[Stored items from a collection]
/---
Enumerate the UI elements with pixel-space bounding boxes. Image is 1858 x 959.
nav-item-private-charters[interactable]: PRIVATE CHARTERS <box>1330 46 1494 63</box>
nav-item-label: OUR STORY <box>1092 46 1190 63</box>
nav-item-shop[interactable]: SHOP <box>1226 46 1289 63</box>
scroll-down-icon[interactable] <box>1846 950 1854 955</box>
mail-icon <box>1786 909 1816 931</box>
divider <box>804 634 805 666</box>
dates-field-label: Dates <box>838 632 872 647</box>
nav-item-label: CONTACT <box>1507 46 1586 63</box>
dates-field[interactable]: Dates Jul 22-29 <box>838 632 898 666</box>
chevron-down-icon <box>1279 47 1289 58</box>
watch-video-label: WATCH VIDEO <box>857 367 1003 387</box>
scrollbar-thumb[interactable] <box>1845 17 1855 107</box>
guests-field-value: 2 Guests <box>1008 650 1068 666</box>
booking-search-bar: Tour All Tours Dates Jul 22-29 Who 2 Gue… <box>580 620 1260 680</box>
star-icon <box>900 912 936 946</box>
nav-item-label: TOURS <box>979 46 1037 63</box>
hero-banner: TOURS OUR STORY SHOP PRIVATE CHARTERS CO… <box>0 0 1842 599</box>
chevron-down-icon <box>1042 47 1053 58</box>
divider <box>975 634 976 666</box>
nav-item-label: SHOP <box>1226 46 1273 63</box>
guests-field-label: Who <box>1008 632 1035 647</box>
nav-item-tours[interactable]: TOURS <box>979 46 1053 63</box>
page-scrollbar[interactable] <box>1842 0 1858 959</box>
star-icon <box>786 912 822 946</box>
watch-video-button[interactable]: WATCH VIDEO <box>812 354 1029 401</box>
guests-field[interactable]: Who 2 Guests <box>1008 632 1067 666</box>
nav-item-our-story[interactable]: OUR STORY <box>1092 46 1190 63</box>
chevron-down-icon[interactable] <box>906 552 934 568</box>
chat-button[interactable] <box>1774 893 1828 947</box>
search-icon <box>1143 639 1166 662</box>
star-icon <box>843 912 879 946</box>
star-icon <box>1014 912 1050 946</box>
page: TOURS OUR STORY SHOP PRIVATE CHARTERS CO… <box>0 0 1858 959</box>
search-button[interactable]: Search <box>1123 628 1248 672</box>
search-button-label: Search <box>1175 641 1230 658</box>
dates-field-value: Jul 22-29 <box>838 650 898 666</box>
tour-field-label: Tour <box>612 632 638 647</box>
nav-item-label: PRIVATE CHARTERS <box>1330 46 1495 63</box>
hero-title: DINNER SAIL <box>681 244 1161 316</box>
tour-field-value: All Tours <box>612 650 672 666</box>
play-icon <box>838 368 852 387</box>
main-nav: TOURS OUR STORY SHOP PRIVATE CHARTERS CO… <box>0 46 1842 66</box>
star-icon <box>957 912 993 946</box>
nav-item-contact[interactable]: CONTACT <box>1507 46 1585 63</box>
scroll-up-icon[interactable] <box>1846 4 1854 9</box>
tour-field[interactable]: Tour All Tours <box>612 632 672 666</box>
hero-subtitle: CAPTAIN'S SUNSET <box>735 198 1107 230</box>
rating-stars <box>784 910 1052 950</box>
\---
▶ Aim of the task: Reproduce every line of the listing above character for character, with nothing left out.

▶ Answer in full:
Enumerate the UI elements with pixel-space bounding boxes. Image is 1858 x 959.
nav-item-private-charters[interactable]: PRIVATE CHARTERS <box>1330 46 1494 63</box>
nav-item-label: OUR STORY <box>1092 46 1190 63</box>
nav-item-shop[interactable]: SHOP <box>1226 46 1289 63</box>
scroll-down-icon[interactable] <box>1846 950 1854 955</box>
mail-icon <box>1786 909 1816 931</box>
divider <box>804 634 805 666</box>
dates-field-label: Dates <box>838 632 872 647</box>
nav-item-label: CONTACT <box>1507 46 1586 63</box>
dates-field[interactable]: Dates Jul 22-29 <box>838 632 898 666</box>
chevron-down-icon <box>1279 47 1289 58</box>
watch-video-label: WATCH VIDEO <box>857 367 1003 387</box>
scrollbar-thumb[interactable] <box>1845 17 1855 107</box>
guests-field-value: 2 Guests <box>1008 650 1068 666</box>
booking-search-bar: Tour All Tours Dates Jul 22-29 Who 2 Gue… <box>580 620 1260 680</box>
star-icon <box>900 912 936 946</box>
nav-item-label: TOURS <box>979 46 1037 63</box>
hero-banner: TOURS OUR STORY SHOP PRIVATE CHARTERS CO… <box>0 0 1842 599</box>
chevron-down-icon <box>1042 47 1053 58</box>
divider <box>975 634 976 666</box>
nav-item-label: SHOP <box>1226 46 1273 63</box>
guests-field-label: Who <box>1008 632 1035 647</box>
nav-item-tours[interactable]: TOURS <box>979 46 1053 63</box>
page-scrollbar[interactable] <box>1842 0 1858 959</box>
star-icon <box>786 912 822 946</box>
watch-video-button[interactable]: WATCH VIDEO <box>812 354 1029 401</box>
guests-field[interactable]: Who 2 Guests <box>1008 632 1067 666</box>
nav-item-our-story[interactable]: OUR STORY <box>1092 46 1190 63</box>
chevron-down-icon[interactable] <box>906 552 934 568</box>
chat-button[interactable] <box>1774 893 1828 947</box>
search-icon <box>1143 639 1166 662</box>
star-icon <box>843 912 879 946</box>
star-icon <box>1014 912 1050 946</box>
page: TOURS OUR STORY SHOP PRIVATE CHARTERS CO… <box>0 0 1858 959</box>
search-button[interactable]: Search <box>1123 628 1248 672</box>
search-button-label: Search <box>1175 641 1230 658</box>
dates-field-value: Jul 22-29 <box>838 650 898 666</box>
tour-field-label: Tour <box>612 632 638 647</box>
nav-item-label: PRIVATE CHARTERS <box>1330 46 1495 63</box>
hero-title: DINNER SAIL <box>681 244 1161 316</box>
tour-field-value: All Tours <box>612 650 672 666</box>
play-icon <box>838 368 852 387</box>
main-nav: TOURS OUR STORY SHOP PRIVATE CHARTERS CO… <box>0 46 1842 66</box>
star-icon <box>957 912 993 946</box>
nav-item-contact[interactable]: CONTACT <box>1507 46 1585 63</box>
scroll-up-icon[interactable] <box>1846 4 1854 9</box>
tour-field[interactable]: Tour All Tours <box>612 632 672 666</box>
hero-subtitle: CAPTAIN'S SUNSET <box>735 198 1107 230</box>
rating-stars <box>784 910 1052 950</box>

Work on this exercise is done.